**Task instructions**
In the entries that follow, how many lines contain the word "from"? Answer with the number only.
begin The records
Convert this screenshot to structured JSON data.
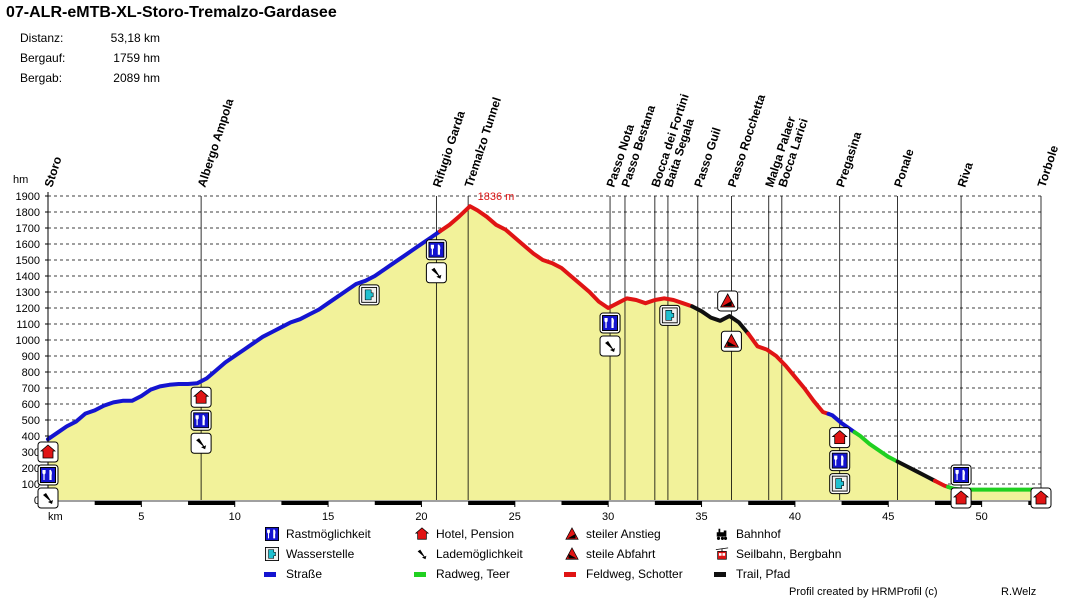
{
  "title": "07-ALR-eMTB-XL-Storo-Tremalzo-Gardasee",
  "stats": [
    {
      "label": "Distanz:",
      "value": "53,18 km"
    },
    {
      "label": "Bergauf:",
      "value": "1759 hm"
    },
    {
      "label": "Bergab:",
      "value": "2089 hm"
    }
  ],
  "chart_data": {
    "type": "area",
    "xlabel": "km",
    "ylabel": "hm",
    "xlim": [
      0,
      53.18
    ],
    "ylim": [
      0,
      1900
    ],
    "x_ticks": [
      5,
      10,
      15,
      20,
      25,
      30,
      35,
      40,
      45,
      50
    ],
    "y_ticks": [
      0,
      100,
      200,
      300,
      400,
      500,
      600,
      700,
      800,
      900,
      1000,
      1100,
      1200,
      1300,
      1400,
      1500,
      1600,
      1700,
      1800,
      1900
    ],
    "grid": "horizontal dashed",
    "fill_color": "#f2f29a",
    "max_annotation": {
      "x": 22.6,
      "y": 1836,
      "label": "1836 m"
    },
    "profile": [
      [
        0,
        380
      ],
      [
        0.5,
        420
      ],
      [
        1,
        460
      ],
      [
        1.5,
        490
      ],
      [
        2,
        540
      ],
      [
        2.5,
        560
      ],
      [
        3,
        590
      ],
      [
        3.5,
        610
      ],
      [
        4,
        620
      ],
      [
        4.5,
        620
      ],
      [
        5,
        650
      ],
      [
        5.5,
        690
      ],
      [
        6,
        710
      ],
      [
        6.5,
        720
      ],
      [
        7,
        725
      ],
      [
        7.5,
        725
      ],
      [
        8,
        730
      ],
      [
        8.5,
        760
      ],
      [
        9,
        810
      ],
      [
        9.5,
        860
      ],
      [
        10,
        900
      ],
      [
        10.5,
        940
      ],
      [
        11,
        980
      ],
      [
        11.5,
        1020
      ],
      [
        12,
        1050
      ],
      [
        12.5,
        1080
      ],
      [
        13,
        1110
      ],
      [
        13.5,
        1130
      ],
      [
        14,
        1160
      ],
      [
        14.5,
        1190
      ],
      [
        15,
        1230
      ],
      [
        15.5,
        1270
      ],
      [
        16,
        1310
      ],
      [
        16.5,
        1350
      ],
      [
        17,
        1370
      ],
      [
        17.5,
        1400
      ],
      [
        18,
        1440
      ],
      [
        18.5,
        1480
      ],
      [
        19,
        1520
      ],
      [
        19.5,
        1560
      ],
      [
        20,
        1600
      ],
      [
        20.5,
        1640
      ],
      [
        21,
        1680
      ],
      [
        21.5,
        1720
      ],
      [
        22,
        1770
      ],
      [
        22.6,
        1836
      ],
      [
        23,
        1810
      ],
      [
        23.5,
        1770
      ],
      [
        24,
        1720
      ],
      [
        24.5,
        1690
      ],
      [
        25,
        1640
      ],
      [
        25.5,
        1590
      ],
      [
        26,
        1540
      ],
      [
        26.5,
        1500
      ],
      [
        27,
        1480
      ],
      [
        27.5,
        1450
      ],
      [
        28,
        1400
      ],
      [
        28.5,
        1350
      ],
      [
        29,
        1300
      ],
      [
        29.5,
        1240
      ],
      [
        30,
        1200
      ],
      [
        30.5,
        1230
      ],
      [
        31,
        1260
      ],
      [
        31.5,
        1250
      ],
      [
        32,
        1230
      ],
      [
        32.5,
        1250
      ],
      [
        33,
        1260
      ],
      [
        33.5,
        1250
      ],
      [
        34,
        1230
      ],
      [
        34.5,
        1210
      ],
      [
        35,
        1180
      ],
      [
        35.5,
        1140
      ],
      [
        36,
        1120
      ],
      [
        36.5,
        1150
      ],
      [
        37,
        1110
      ],
      [
        37.5,
        1040
      ],
      [
        38,
        960
      ],
      [
        38.5,
        940
      ],
      [
        39,
        900
      ],
      [
        39.5,
        840
      ],
      [
        40,
        770
      ],
      [
        40.5,
        700
      ],
      [
        41,
        620
      ],
      [
        41.5,
        550
      ],
      [
        42,
        530
      ],
      [
        42.5,
        480
      ],
      [
        43,
        440
      ],
      [
        43.5,
        400
      ],
      [
        44,
        350
      ],
      [
        44.5,
        310
      ],
      [
        45,
        270
      ],
      [
        45.5,
        240
      ],
      [
        46,
        210
      ],
      [
        46.5,
        180
      ],
      [
        47,
        150
      ],
      [
        47.5,
        120
      ],
      [
        48,
        90
      ],
      [
        48.5,
        70
      ],
      [
        49,
        65
      ],
      [
        50,
        65
      ],
      [
        51,
        65
      ],
      [
        52,
        65
      ],
      [
        53.18,
        65
      ]
    ],
    "surface_segments": [
      {
        "from": 0,
        "to": 21,
        "surface": "road"
      },
      {
        "from": 21,
        "to": 34.5,
        "surface": "gravel"
      },
      {
        "from": 34.5,
        "to": 37.5,
        "surface": "trail"
      },
      {
        "from": 37.5,
        "to": 41.8,
        "surface": "gravel"
      },
      {
        "from": 41.8,
        "to": 43.2,
        "surface": "road"
      },
      {
        "from": 43.2,
        "to": 45.5,
        "surface": "cycleway"
      },
      {
        "from": 45.5,
        "to": 47.5,
        "surface": "trail"
      },
      {
        "from": 47.5,
        "to": 48.2,
        "surface": "gravel"
      },
      {
        "from": 48.2,
        "to": 53.18,
        "surface": "cycleway"
      }
    ],
    "surface_colors": {
      "road": "#1414d0",
      "cycleway": "#20d020",
      "gravel": "#e01414",
      "trail": "#101010"
    },
    "waypoints": [
      {
        "km": 0,
        "label": "Storo",
        "icons": [
          "hotel",
          "rest",
          "charging"
        ]
      },
      {
        "km": 8.2,
        "label": "Albergo Ampola",
        "icons": [
          "hotel",
          "rest",
          "charging"
        ]
      },
      {
        "km": 20.8,
        "label": "Rifugio Garda",
        "icons": [
          "rest",
          "charging"
        ]
      },
      {
        "km": 22.5,
        "label": "Tremalzo Tunnel",
        "icons": []
      },
      {
        "km": 30.1,
        "label": "Passo Nota",
        "icons": [
          "rest",
          "charging"
        ]
      },
      {
        "km": 30.9,
        "label": "Passo Bestana",
        "icons": []
      },
      {
        "km": 32.5,
        "label": "Bocca dei Fortini",
        "icons": []
      },
      {
        "km": 33.2,
        "label": "Baita Segala",
        "icons": []
      },
      {
        "km": 34.8,
        "label": "Passo Guil",
        "icons": []
      },
      {
        "km": 36.6,
        "label": "Passo Rocchetta",
        "icons": []
      },
      {
        "km": 38.6,
        "label": "Malga Palaer",
        "icons": []
      },
      {
        "km": 39.3,
        "label": "Bocca Larici",
        "icons": []
      },
      {
        "km": 42.4,
        "label": "Pregasina",
        "icons": [
          "hotel",
          "rest",
          "water"
        ]
      },
      {
        "km": 45.5,
        "label": "Ponale",
        "icons": []
      },
      {
        "km": 48.9,
        "label": "Riva",
        "icons": [
          "rest",
          "hotel"
        ]
      },
      {
        "km": 53.18,
        "label": "Torbole",
        "icons": [
          "hotel"
        ]
      }
    ],
    "extra_icons": [
      {
        "km": 17.2,
        "icon": "water"
      },
      {
        "km": 33.3,
        "icon": "water"
      },
      {
        "km": 36.4,
        "icon": "steep-up"
      },
      {
        "km": 36.6,
        "icon": "steep-down"
      }
    ]
  },
  "legend": [
    {
      "icon": "rest",
      "label": "Rastmöglichkeit"
    },
    {
      "icon": "water",
      "label": "Wasserstelle"
    },
    {
      "icon": "road",
      "label": "Straße"
    },
    {
      "icon": "hotel",
      "label": "Hotel, Pension"
    },
    {
      "icon": "charging",
      "label": "Lademöglichkeit"
    },
    {
      "icon": "cycleway",
      "label": "Radweg, Teer"
    },
    {
      "icon": "steep-up",
      "label": "steiler Anstieg"
    },
    {
      "icon": "steep-down",
      "label": "steile Abfahrt"
    },
    {
      "icon": "gravel",
      "label": "Feldweg, Schotter"
    },
    {
      "icon": "train",
      "label": "Bahnhof"
    },
    {
      "icon": "cablecar",
      "label": "Seilbahn, Bergbahn"
    },
    {
      "icon": "trail",
      "label": "Trail, Pfad"
    }
  ],
  "credit": "Profil created by HRMProfil (c)",
  "author": "R.Welz"
}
end The records
**Completed task**
9